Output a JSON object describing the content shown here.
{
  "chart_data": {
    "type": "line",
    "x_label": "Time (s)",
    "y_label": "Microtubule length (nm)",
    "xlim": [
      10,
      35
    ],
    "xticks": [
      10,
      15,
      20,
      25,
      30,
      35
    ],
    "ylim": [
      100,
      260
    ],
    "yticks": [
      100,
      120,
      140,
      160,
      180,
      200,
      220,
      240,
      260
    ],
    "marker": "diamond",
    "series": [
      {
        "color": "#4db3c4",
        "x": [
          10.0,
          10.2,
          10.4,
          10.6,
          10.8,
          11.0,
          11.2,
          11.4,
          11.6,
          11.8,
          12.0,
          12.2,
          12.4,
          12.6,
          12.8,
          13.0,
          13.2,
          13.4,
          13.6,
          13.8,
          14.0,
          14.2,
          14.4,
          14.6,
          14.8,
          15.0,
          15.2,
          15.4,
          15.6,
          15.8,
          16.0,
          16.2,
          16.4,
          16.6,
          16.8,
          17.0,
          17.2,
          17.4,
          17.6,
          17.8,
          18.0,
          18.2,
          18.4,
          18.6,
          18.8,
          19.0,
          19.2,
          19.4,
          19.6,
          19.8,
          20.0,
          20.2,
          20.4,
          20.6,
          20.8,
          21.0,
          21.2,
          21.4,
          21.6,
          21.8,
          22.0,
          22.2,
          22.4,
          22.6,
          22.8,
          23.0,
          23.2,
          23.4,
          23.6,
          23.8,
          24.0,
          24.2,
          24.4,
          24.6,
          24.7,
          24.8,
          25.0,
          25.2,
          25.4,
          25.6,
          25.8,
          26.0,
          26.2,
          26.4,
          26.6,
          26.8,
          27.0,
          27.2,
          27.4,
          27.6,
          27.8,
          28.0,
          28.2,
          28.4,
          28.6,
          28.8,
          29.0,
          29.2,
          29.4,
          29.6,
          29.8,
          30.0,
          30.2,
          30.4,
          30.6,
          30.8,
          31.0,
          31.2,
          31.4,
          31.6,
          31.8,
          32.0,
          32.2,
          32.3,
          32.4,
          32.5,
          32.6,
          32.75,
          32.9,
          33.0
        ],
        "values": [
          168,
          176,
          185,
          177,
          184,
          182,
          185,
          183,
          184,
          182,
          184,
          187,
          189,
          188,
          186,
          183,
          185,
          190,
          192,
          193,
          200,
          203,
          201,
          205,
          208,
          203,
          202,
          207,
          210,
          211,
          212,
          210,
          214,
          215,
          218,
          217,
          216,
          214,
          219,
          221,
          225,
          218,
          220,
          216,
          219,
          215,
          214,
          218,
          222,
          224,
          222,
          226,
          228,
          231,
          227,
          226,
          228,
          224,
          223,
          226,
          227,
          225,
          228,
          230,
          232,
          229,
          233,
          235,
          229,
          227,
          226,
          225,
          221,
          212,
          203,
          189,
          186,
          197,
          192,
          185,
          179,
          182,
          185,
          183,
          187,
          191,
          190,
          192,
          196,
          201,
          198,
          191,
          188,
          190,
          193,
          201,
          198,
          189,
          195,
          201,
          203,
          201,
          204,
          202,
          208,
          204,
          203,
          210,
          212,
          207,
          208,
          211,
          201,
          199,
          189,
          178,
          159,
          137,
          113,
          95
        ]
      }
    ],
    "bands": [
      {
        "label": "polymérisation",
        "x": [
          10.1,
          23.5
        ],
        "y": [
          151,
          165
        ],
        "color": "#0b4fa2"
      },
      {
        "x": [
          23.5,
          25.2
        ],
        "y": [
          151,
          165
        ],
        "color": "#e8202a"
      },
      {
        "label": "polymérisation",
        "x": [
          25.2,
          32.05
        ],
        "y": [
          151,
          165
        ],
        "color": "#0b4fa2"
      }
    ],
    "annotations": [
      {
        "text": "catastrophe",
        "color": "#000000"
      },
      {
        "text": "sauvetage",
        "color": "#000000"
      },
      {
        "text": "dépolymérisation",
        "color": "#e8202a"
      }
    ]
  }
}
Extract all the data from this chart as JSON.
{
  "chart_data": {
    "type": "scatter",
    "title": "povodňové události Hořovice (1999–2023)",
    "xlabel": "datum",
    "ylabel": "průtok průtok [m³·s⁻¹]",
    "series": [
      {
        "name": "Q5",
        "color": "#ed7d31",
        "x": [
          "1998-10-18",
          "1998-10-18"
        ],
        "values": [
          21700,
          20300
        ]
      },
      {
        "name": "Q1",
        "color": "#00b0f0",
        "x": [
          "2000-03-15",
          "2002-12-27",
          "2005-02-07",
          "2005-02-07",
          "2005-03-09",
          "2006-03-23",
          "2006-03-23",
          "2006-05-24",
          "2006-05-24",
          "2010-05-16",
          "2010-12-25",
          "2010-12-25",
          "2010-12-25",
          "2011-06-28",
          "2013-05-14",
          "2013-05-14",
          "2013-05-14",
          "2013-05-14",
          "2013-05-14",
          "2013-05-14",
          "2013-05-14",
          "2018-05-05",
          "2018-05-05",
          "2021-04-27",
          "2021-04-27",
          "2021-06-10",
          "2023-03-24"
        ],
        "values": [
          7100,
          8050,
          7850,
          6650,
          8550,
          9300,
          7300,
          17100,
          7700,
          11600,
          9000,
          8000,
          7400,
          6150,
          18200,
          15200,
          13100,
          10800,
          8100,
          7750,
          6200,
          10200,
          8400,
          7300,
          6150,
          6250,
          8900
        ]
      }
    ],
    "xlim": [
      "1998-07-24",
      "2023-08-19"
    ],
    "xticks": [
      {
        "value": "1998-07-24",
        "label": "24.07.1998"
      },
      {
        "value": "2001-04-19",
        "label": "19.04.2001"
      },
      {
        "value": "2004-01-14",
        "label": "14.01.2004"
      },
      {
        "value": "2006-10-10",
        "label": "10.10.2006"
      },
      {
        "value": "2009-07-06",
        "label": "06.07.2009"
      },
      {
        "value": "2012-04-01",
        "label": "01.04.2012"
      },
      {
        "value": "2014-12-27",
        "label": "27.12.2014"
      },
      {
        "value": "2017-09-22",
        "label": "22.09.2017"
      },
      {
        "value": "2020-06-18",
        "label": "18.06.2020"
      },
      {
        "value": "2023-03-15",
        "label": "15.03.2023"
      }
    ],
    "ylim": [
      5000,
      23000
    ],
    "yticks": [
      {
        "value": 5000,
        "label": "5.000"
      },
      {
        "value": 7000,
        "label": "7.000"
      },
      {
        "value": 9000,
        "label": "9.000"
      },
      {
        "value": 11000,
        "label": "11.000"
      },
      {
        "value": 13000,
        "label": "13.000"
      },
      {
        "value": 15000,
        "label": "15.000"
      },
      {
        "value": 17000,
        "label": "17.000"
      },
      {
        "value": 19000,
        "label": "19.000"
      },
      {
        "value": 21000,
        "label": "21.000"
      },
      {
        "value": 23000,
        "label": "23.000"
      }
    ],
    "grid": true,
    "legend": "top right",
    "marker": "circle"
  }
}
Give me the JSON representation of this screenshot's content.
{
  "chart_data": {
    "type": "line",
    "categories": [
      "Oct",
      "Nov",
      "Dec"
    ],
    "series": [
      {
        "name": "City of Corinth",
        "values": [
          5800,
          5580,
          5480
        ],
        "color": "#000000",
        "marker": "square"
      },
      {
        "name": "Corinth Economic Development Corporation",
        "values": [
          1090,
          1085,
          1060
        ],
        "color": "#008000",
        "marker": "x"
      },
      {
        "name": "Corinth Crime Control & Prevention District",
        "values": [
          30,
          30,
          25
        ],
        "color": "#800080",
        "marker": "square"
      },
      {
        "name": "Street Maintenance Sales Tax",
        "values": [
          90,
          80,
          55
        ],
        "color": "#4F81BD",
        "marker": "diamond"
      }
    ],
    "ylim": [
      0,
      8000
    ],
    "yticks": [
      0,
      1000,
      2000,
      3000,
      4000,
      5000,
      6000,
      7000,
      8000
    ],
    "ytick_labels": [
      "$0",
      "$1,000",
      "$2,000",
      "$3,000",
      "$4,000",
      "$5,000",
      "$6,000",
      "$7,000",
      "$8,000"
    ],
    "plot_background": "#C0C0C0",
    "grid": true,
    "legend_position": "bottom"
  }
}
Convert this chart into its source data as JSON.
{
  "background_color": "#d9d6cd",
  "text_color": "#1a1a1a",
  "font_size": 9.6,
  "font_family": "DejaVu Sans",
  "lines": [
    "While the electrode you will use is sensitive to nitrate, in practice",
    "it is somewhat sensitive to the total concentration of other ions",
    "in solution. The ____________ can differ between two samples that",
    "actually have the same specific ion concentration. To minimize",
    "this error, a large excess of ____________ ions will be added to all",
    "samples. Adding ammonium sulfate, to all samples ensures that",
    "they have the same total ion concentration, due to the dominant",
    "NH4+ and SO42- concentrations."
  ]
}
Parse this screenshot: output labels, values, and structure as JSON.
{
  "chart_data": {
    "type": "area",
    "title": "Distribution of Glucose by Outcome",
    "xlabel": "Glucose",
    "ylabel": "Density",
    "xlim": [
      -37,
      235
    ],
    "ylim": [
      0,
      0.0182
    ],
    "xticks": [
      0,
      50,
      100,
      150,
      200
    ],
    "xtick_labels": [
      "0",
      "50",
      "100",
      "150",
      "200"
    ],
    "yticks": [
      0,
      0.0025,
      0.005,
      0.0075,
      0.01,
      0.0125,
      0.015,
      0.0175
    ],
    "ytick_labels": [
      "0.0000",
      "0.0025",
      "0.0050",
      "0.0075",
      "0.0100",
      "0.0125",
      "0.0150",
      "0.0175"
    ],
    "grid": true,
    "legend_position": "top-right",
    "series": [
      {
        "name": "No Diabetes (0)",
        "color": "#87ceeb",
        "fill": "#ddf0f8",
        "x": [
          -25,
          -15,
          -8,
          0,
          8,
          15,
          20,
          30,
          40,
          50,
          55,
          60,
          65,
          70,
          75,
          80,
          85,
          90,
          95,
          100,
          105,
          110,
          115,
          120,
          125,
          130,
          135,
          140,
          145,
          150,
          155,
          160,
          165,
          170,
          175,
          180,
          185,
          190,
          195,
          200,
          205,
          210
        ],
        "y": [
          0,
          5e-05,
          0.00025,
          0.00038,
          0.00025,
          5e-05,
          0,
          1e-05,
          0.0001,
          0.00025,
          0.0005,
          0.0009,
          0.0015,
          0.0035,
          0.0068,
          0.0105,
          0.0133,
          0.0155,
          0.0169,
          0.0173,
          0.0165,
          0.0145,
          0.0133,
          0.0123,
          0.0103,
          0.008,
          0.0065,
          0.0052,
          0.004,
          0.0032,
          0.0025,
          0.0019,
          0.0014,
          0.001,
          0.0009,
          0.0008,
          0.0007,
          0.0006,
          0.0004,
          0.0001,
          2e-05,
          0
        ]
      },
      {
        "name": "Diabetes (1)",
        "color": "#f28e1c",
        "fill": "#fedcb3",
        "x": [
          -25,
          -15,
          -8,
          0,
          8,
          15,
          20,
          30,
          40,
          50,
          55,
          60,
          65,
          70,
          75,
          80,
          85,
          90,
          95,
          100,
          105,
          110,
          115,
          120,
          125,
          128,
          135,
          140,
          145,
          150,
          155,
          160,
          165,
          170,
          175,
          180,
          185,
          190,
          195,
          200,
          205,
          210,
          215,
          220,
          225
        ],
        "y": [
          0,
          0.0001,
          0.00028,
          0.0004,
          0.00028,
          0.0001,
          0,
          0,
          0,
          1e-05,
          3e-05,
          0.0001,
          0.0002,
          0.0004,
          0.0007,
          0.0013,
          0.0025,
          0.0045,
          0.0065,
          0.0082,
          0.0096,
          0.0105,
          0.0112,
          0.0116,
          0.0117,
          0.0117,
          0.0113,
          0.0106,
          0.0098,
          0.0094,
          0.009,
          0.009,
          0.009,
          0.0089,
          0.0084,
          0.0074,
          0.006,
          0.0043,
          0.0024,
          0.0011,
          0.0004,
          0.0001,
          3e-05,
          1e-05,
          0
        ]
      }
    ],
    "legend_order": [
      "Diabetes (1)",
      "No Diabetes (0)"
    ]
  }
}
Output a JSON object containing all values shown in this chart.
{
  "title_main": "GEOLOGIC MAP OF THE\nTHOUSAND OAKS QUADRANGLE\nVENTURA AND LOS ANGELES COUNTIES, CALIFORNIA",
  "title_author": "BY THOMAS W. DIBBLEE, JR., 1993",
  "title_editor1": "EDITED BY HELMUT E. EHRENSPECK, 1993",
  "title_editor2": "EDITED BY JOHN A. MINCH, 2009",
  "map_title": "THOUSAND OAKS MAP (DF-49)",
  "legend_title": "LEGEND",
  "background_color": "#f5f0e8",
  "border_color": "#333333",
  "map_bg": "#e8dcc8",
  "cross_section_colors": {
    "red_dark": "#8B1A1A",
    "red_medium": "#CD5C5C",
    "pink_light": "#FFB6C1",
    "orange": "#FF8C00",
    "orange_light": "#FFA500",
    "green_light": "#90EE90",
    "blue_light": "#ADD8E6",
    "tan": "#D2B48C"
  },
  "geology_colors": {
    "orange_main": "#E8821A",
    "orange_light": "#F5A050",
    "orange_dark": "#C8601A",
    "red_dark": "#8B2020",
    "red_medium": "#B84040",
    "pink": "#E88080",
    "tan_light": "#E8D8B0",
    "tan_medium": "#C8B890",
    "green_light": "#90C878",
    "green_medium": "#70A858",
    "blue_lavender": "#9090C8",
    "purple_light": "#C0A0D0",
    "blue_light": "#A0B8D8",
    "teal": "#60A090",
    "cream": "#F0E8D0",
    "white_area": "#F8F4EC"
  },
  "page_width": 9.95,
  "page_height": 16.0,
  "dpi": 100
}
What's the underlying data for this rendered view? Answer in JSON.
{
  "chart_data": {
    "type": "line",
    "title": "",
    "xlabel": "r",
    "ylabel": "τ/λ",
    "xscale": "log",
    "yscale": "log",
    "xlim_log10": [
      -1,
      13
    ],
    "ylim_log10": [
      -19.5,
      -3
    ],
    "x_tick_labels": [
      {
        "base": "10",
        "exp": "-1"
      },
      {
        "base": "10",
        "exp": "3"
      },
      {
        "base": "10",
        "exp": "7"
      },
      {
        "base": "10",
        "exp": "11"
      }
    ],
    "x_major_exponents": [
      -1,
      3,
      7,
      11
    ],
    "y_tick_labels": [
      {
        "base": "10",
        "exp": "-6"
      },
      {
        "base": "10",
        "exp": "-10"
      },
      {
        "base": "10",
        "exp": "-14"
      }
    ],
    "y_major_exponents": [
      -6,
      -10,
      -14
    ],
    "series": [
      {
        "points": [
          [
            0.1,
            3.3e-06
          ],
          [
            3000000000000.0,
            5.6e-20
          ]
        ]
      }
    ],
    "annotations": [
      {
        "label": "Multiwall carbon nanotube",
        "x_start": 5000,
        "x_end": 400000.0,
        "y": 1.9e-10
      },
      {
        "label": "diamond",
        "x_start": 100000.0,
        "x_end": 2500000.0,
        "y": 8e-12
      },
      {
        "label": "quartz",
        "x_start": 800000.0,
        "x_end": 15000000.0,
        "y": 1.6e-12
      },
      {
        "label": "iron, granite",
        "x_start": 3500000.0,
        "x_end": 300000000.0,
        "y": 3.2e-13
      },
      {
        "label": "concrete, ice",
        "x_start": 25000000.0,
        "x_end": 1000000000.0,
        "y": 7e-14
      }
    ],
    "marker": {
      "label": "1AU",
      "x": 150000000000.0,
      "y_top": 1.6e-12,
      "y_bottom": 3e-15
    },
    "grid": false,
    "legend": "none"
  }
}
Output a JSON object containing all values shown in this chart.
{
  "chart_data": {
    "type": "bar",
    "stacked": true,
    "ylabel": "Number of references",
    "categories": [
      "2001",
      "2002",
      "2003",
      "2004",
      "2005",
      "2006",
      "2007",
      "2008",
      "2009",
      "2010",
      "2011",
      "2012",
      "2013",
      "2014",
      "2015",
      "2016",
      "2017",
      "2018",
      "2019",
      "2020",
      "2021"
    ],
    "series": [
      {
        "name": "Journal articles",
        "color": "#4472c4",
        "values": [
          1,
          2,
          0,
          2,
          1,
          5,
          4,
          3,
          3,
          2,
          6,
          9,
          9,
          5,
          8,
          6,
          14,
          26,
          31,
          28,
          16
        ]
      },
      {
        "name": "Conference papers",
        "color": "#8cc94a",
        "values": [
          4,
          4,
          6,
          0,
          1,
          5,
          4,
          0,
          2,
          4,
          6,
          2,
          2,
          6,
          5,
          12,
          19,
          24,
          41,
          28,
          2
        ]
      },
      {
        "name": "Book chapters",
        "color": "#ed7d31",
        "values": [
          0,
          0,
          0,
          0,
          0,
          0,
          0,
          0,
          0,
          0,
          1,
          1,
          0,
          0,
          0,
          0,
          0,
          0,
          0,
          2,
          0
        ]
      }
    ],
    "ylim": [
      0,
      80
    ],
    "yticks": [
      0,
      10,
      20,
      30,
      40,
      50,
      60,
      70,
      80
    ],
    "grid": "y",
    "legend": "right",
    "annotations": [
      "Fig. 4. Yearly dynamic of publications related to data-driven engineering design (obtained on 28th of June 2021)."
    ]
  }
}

Set problem -> Determine how many lines include the word "ylabel" and report that number by itself.

Task result -> 4